400,000 passport backlog headlines Kenyan minister’s acrimonious falling out with juniors

400,000 passport backlog headlines Kenyan minister’s acrimonious falling out with juniors

0

Discovery of an elaborate plot by a group of senior members of the executive to set up a parallel passport issuing mechanism has set off an acrimonious fall out between Interior Cabinet Secretary Kithure Kindiki and his senior staff, with President William Ruto reportedly weighing in with an ultimatum to the immigration officials to shape up or ship out lest they compromise national security.

After Tellreported last week how Kenya had been turned into a staging ground for human smuggling and trafficking, a number of senior servants volunteered details of how and why Prof Kindiki declared the department of immigration headquarters at Nyayo House in Nairobi “scene of crime”. The decision was informed by intelligence that subordinates in the registrar of persons’ office, which issues national identity cards and the department of immigration, were raking in millions from issuance of passports to foreigners at the expense deserving Kenyans.

While Prof Kindiki has raised the issue with President Ruto, Tellwas informed that the cabinet secretary faces a herculean task of ejecting the suspects from the system as many of the officers named in the passport scandal come from the president’s backyard in Rift Valley, while others have been allies of the president from the time fell out with Raila Odinga after the 2007 disputed elections and was appointed in the ministry of agriculture.

The clique that surrounded Ruto even before he became president are having their day in the sun and are in hurry to make hay while the sun the shines, our source Prof Kindiki’s office says.

“The acrimonious falling out between Kindiki and his senior staff is likely to result in sackings. The president is seized of the matter is said to have warned the principal secretaries, a cabinet secretary and a recently appointed senior NIS officer implicated in the scandal. I recall the time this year when Al Shabaab bombed communication masks in Mandera. The president was informed when he was in London. He immediately called him the CS (name withheld) and warned against flooding the country with his kin from Somalia,” our source, with extensive knowledge of government affairs revealed.

» INFORMATION PROVIDED

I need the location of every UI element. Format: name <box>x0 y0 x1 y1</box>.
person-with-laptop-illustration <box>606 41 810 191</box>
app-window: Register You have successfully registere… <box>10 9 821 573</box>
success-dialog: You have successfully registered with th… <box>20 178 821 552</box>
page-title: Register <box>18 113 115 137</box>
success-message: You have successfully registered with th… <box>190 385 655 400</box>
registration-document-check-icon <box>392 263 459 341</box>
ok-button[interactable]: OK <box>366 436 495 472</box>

» TASK ITEM
Can you reproduce, word for word, the part of the passport backlog article from "The clique that" to "Kindiki’s office says."?

» WRITTEN RESPONSE
The clique that surrounded Ruto even before he became president are having their day in the sun and are in hurry to make hay while the sun the shines, our source Prof Kindiki’s office says.